--- Begin Text provided ---

ISOBMFF Sample durations and Track fragment decode time (tfdt)

dwsinger commented 4 years ago

It's unclear what the defined behavior is (if any) if the tfdt value is less than the computed sum of previous durations. What is the player supposed to do? Perhaps we could truncate a previous duration, but what if whole samples are elided? Should we allow an 'indefinite' value (perhaps 0) for the last sample in a track fragment, and it's resolved by inspecting the tfdt of the next fragment (when it's available)? Is this any better than assigning an arbitrary short value and extending (as currently permitted) or some sort of truncation of an arbitrary long value (as suggested above)?

There is extensive suggested editing in the Defect Report. Are we ready to go?

waqarz commented 4 years ago

w18812 Revised Defect report for ISO/IEC 14496-12 outlines a solution. The discussion on defect report in m47254 at 126th MPEG resolved to: We could add a formal definition of sample duration, to start on 3.6.

There were a few other concerns documented in m47254, namely:

Decoders perceiving two sample at the same decoding time
calculations of bit-rate or frame-rate result in divide-by-zero
Probably due to above software crashes

These are backward compatibility considerations for a legacy client. If a legacy decoder exhibits any one of the above 3 behaviours, it will not be able to present the targeted sparse/low latency track anyway, so the fact that they will stumble decoding such tracks is already known. A zero decoding time signalling would be done in ecosystems to support sparse tracks and with an assurance that the decoders are capable of handling such tracks.

jeanlf commented 4 years ago

I'm not sure I follow the question here.

If the tfdt is less than the sum this is an error of the file, as per spec.
if the tfdt is more the the sum and the last received sample has a non-0 duration this is an error in the file
otherwise file is OK

Do we need to clarify how readers should process non-compliant files ? O r de we want to relax tfdt ??

dwsinger commented 3 years ago

The editorial update in the 7th applies Waqar's changes; close?

jeanlf commented 3 years ago

Yes I think we can close. Maybe for the sake of clarity in 8.8.12.1 we could add after "If no samples were present in the preceding movie and movie fragments...":

"Otherwise, the time expressed in the TrackFragmentBaseMediaDecodeTimeBox shall not be less than the the sum of the sample durations of the samples in the preceding movie and movie fragments."

--- End Text provided ---
--- Begin Material ---

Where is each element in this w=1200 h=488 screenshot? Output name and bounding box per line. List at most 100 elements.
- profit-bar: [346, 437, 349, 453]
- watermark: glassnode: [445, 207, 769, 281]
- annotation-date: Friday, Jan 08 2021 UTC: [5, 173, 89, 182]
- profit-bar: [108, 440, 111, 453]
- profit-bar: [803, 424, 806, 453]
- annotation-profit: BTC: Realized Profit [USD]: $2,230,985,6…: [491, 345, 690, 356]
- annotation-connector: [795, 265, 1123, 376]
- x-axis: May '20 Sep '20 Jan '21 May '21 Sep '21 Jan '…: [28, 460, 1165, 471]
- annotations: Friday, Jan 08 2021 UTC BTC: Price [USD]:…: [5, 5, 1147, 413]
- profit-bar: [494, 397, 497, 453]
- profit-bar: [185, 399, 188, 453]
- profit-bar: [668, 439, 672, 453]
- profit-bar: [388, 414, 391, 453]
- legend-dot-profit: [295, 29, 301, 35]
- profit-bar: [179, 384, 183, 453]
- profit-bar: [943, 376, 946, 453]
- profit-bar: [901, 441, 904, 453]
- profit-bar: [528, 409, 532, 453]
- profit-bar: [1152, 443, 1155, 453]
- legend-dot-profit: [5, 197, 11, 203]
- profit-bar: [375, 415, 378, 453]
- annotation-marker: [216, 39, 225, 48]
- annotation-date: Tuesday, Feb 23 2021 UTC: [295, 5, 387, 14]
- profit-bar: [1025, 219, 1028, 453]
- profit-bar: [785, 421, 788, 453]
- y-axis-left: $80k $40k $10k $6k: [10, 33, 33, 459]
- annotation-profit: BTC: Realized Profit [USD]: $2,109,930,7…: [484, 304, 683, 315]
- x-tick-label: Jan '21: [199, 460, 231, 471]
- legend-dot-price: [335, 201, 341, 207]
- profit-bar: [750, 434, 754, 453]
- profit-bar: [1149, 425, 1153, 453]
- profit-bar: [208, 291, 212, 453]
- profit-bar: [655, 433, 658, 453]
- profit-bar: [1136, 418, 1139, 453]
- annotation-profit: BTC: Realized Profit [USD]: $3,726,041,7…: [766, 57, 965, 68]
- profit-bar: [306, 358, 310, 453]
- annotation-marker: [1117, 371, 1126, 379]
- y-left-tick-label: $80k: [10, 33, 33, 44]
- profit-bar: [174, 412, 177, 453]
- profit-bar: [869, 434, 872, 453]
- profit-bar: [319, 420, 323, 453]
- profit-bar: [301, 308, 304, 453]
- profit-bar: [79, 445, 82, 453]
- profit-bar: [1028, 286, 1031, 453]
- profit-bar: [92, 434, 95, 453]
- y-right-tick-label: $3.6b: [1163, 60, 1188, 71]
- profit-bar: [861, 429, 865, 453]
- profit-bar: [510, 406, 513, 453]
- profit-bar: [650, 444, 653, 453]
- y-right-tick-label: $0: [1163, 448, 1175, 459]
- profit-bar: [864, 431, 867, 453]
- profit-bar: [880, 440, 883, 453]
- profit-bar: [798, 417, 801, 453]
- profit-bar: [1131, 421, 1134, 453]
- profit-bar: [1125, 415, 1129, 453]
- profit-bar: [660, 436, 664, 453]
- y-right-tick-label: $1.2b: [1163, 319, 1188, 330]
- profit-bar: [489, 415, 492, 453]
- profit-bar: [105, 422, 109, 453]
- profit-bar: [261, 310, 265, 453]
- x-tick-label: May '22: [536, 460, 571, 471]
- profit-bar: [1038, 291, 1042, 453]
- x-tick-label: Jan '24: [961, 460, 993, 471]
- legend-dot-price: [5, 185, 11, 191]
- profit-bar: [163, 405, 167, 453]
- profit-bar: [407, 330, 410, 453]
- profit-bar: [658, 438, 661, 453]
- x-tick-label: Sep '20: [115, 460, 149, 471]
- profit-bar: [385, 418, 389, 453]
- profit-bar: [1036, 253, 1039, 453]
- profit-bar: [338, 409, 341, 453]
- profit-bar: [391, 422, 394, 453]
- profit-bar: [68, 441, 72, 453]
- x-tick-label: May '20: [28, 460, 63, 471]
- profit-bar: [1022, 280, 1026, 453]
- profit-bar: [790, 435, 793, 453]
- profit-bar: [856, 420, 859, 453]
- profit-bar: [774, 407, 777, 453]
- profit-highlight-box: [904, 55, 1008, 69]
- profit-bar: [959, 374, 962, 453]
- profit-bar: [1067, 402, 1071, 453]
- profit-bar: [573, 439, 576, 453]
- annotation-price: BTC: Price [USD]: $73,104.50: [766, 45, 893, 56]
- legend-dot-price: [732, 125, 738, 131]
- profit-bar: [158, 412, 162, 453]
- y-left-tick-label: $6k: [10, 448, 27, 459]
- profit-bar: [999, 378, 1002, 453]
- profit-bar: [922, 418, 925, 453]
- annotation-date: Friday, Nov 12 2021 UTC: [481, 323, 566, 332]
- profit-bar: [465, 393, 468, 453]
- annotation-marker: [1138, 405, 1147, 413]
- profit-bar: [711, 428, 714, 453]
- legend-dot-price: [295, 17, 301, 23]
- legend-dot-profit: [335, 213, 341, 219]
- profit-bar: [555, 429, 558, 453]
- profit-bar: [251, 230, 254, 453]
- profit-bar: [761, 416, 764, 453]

--- End Material ---

Given instruction A
In the tfdt thread, what did the discussion of the defect report in m47254 at the 126th MPEG resolve to?
Given instruction B
Carry on the tfdt thread from the point where it stops.

Expected answer A
Adding a formal definition of sample duration, starting on 3.6.

Expected answer B
cconcolato commented 2 years ago

I think the spec is still incorrect or unclear.

1) Reading the 7th edition, 8.8.12.1 says:

The TrackFragmentBaseMediaDecodeTimeBox provides the absolute decoding timestamp, measured on the decoding timeline, of the first sample in decoding order in the track fragment. [...] If the time expressed in the TrackFragmentBaseMediaDecodeTimeBox exceeds the sum of the sample durations of the samples in the preceding movie and movie fragments, then the duration of the last sample preceding this track fragment is extended such that the sum now equals the time given in this box. [...] If no samples were present in the preceding movie and movie fragments for this track, the time expressed in the TrackFragmentBaseMediaDecodeTimeBox defines the decoding timestamp of the first sample in this track.

So it is clearly conformant to have baseMediaDecodeTime be greater than the sum of the previous sample durations. But 8.8.12.3 still says:

baseMediaDecodeTime is an integer equal to the sum of the decode durations of all earlier samples in the media, expressed in the media's timescale.

(I hate that the semantics of boxes are spread out between 2 subclauses: definition and semantics)

I think it should say:

baseMediaDecodeTime is the absolute decoding timestamp, measured on the decoding timeline, of the first sample in decoding order in the track fragment, expressed in the media's timescale. It shall not be smaller than the sum of the decode durations of all earlier samples in the media.

2) Also the way the current text in 8.8.12.1 is written is really meant for file processors that have access to previous and next fragments at the same time. For example, extending the duration of the previous sample (that had small or 0 duration) is only possible when you have the next fragment early enough. In streaming scenario, you may already have entered into a rebuffering phase based on the initial duration by the time you receive the next fragment.

We could (I'm not sure) say something like:

When the time expressed in the TrackFragmentBaseMediaDecodeTimeBox exceeds the sum of the sample durations of the samples in the preceding movie and movie fragments, the behavior of a file processor depends on when fragments are processed:

if the next fragment is available before the last sample of the previous fragment is processed (for example when un-fragmenting a file), then the duration of the last sample preceding this track fragment is (should/shall be?) extended such that the sum now equals the time given in this box.

otherwise (the next fragment becomes available after the last sample of the previous fragment is processed (e.g. already sent to the decoder), then the processor behavior is undefined in this specification.

We also need to say that derived specifications (e.g. CMAF, MSE, ...) may restrict this case or provide guidance.

3) Also the sentence is interesting:

Players may choose to skip over an initial empty media range in tracks where the first decoding timestamp is defined by a TrackFragmentBaseMediaDecodeTimeBox with non-zero time.

IIUC it's impossible to preserve the decode time when unfragmenting this file. In non-fragmented file the first DTS is 0. We should at least indicate it in a note.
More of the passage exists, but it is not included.